» **GOAL OF THE EXERCISE**: Every record that follows must be duplicated exactly, with images left out.

» **RECORDS TO USE**:

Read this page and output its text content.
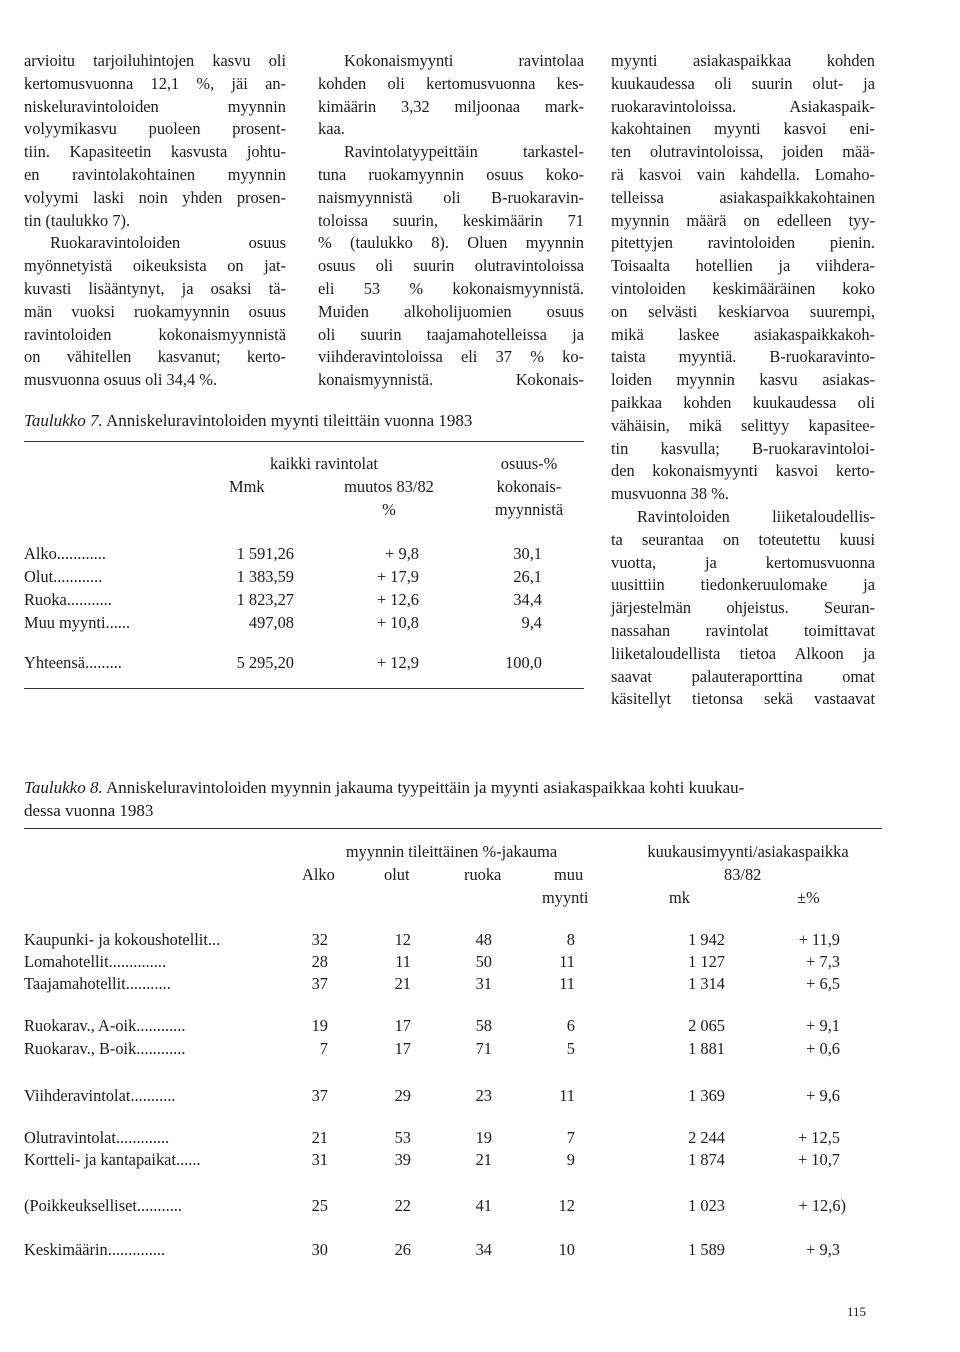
arvioitu tarjoiluhintojen kasvu oli

kertomusvuonna 12,1 %, jäi an-

niskeluravintoloiden myynnin

volyymikasvu puoleen prosent-

tiin. Kapasiteetin kasvusta johtu-

en ravintolakohtainen myynnin

volyymi laski noin yhden prosen-

tin (taulukko 7).

Ruokaravintoloiden osuus

myönnetyistä oikeuksista on jat-

kuvasti lisääntynyt, ja osaksi tä-

män vuoksi ruokamyynnin osuus

ravintoloiden kokonaismyynnistä

on vähitellen kasvanut; kerto-

musvuonna osuus oli 34,4 %.

Kokonaismyynti ravintolaa

kohden oli kertomusvuonna kes-

kimäärin 3,32 miljoonaa mark-

kaa.

Ravintolatyypeittäin tarkastel-

tuna ruokamyynnin osuus koko-

naismyynnistä oli B-ruokaravin-

toloissa suurin, keskimäärin 71

% (taulukko 8). Oluen myynnin

osuus oli suurin olutravintoloissa

eli 53 % kokonaismyynnistä.

Muiden alkoholijuomien osuus

oli suurin taajamahotelleissa ja

viihderavintoloissa eli 37 % ko-

konaismyynnistä. Kokonais-

myynti asiakaspaikkaa kohden

kuukaudessa oli suurin olut- ja

ruokaravintoloissa. Asiakaspaik-

kakohtainen myynti kasvoi eni-

ten olutravintoloissa, joiden mää-

rä kasvoi vain kahdella. Lomaho-

telleissa asiakaspaikkakohtainen

myynnin määrä on edelleen tyy-

pitettyjen ravintoloiden pienin.

Toisaalta hotellien ja viihdera-

vintoloiden keskimääräinen koko

on selvästi keskiarvoa suurempi,

mikä laskee asiakaspaikkakoh-

taista myyntiä. B-ruokaravinto-

loiden myynnin kasvu asiakas-

paikkaa kohden kuukaudessa oli

vähäisin, mikä selittyy kapasitee-

tin kasvulla; B-ruokaravintoloi-

den kokonaismyynti kasvoi kerto-

musvuonna 38 %.

Ravintoloiden liiketaloudellis-

ta seurantaa on toteutettu kuusi

vuotta, ja kertomusvuonna

uusittiin tiedonkeruulomake ja

järjestelmän ohjeistus. Seuran-

nassahan ravintolat toimittavat

liiketaloudellista tietoa Alkoon ja

saavat palauteraporttina omat

käsitellyt tietonsa sekä vastaavat

Taulukko 7. Anniskeluravintoloiden myynti tileittäin vuonna 1983
kaikki ravintolat
Mmk	muutos 83/82
%
osuus-%
kokonais-
myynnistä
Alko............	1 591,26	+ 9,8	30,1
Olut............	1 383,59	+ 17,9	26,1
Ruoka...........	1 823,27	+ 12,6	34,4
Muu myynti......	497,08	+ 10,8	9,4
Yhteensä.........	5 295,20	+ 12,9	100,0
Taulukko 8. Anniskeluravintoloiden myynnin jakauma tyypeittäin ja myynti asiakaspaikkaa kohti kuukau-
dessa vuonna 1983
myynnin tileittäinen %-jakauma	kuukausimyynti/asiakaspaikka
Alko	olut	ruoka	muu
myynti
83/82
mk	±%
Kaupunki- ja kokoushotellit...	32	12	48	8	1 942	+ 11,9
Lomahotellit..............	28	11	50	11	1 127	+ 7,3
Taajamahotellit...........	37	21	31	11	1 314	+ 6,5
Ruokarav., A-oik............	19	17	58	6	2 065	+ 9,1
Ruokarav., B-oik............	7	17	71	5	1 881	+ 0,6
Viihderavintolat...........	37	29	23	11	1 369	+ 9,6
Olutravintolat.............	21	53	19	7	2 244	+ 12,5
Kortteli- ja kantapaikat......	31	39	21	9	1 874	+ 10,7
(Poikkeukselliset...........	25	22	41	12	1 023	+ 12,6)
Keskimäärin..............	30	26	34	10	1 589	+ 9,3
115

» **WRITTEN RESPONSE**:
Read this page and output its text content.
arvioitu tarjoiluhintojen kasvu oli

kertomusvuonna 12,1 %, jäi an-

niskeluravintoloiden myynnin

volyymikasvu puoleen prosent-

tiin. Kapasiteetin kasvusta johtu-

en ravintolakohtainen myynnin

volyymi laski noin yhden prosen-

tin (taulukko 7).

Ruokaravintoloiden osuus

myönnetyistä oikeuksista on jat-

kuvasti lisääntynyt, ja osaksi tä-

män vuoksi ruokamyynnin osuus

ravintoloiden kokonaismyynnistä

on vähitellen kasvanut; kerto-

musvuonna osuus oli 34,4 %.

Kokonaismyynti ravintolaa

kohden oli kertomusvuonna kes-

kimäärin 3,32 miljoonaa mark-

kaa.

Ravintolatyypeittäin tarkastel-

tuna ruokamyynnin osuus koko-

naismyynnistä oli B-ruokaravin-

toloissa suurin, keskimäärin 71

% (taulukko 8). Oluen myynnin

osuus oli suurin olutravintoloissa

eli 53 % kokonaismyynnistä.

Muiden alkoholijuomien osuus

oli suurin taajamahotelleissa ja

viihderavintoloissa eli 37 % ko-

konaismyynnistä. Kokonais-

myynti asiakaspaikkaa kohden

kuukaudessa oli suurin olut- ja

ruokaravintoloissa. Asiakaspaik-

kakohtainen myynti kasvoi eni-

ten olutravintoloissa, joiden mää-

rä kasvoi vain kahdella. Lomaho-

telleissa asiakaspaikkakohtainen

myynnin määrä on edelleen tyy-

pitettyjen ravintoloiden pienin.

Toisaalta hotellien ja viihdera-

vintoloiden keskimääräinen koko

on selvästi keskiarvoa suurempi,

mikä laskee asiakaspaikkakoh-

taista myyntiä. B-ruokaravinto-

loiden myynnin kasvu asiakas-

paikkaa kohden kuukaudessa oli

vähäisin, mikä selittyy kapasitee-

tin kasvulla; B-ruokaravintoloi-

den kokonaismyynti kasvoi kerto-

musvuonna 38 %.

Ravintoloiden liiketaloudellis-

ta seurantaa on toteutettu kuusi

vuotta, ja kertomusvuonna

uusittiin tiedonkeruulomake ja

järjestelmän ohjeistus. Seuran-

nassahan ravintolat toimittavat

liiketaloudellista tietoa Alkoon ja

saavat palauteraporttina omat

käsitellyt tietonsa sekä vastaavat

Taulukko 7. Anniskeluravintoloiden myynti tileittäin vuonna 1983
kaikki ravintolat
Mmk	muutos 83/82
%
osuus-%
kokonais-
myynnistä
Alko............	1 591,26	+ 9,8	30,1
Olut............	1 383,59	+ 17,9	26,1
Ruoka...........	1 823,27	+ 12,6	34,4
Muu myynti......	497,08	+ 10,8	9,4
Yhteensä.........	5 295,20	+ 12,9	100,0
Taulukko 8. Anniskeluravintoloiden myynnin jakauma tyypeittäin ja myynti asiakaspaikkaa kohti kuukau-
dessa vuonna 1983
myynnin tileittäinen %-jakauma	kuukausimyynti/asiakaspaikka
Alko	olut	ruoka	muu
myynti
83/82
mk	±%
Kaupunki- ja kokoushotellit...	32	12	48	8	1 942	+ 11,9
Lomahotellit..............	28	11	50	11	1 127	+ 7,3
Taajamahotellit...........	37	21	31	11	1 314	+ 6,5
Ruokarav., A-oik............	19	17	58	6	2 065	+ 9,1
Ruokarav., B-oik............	7	17	71	5	1 881	+ 0,6
Viihderavintolat...........	37	29	23	11	1 369	+ 9,6
Olutravintolat.............	21	53	19	7	2 244	+ 12,5
Kortteli- ja kantapaikat......	31	39	21	9	1 874	+ 10,7
(Poikkeukselliset...........	25	22	41	12	1 023	+ 12,6)
Keskimäärin..............	30	26	34	10	1 589	+ 9,3
115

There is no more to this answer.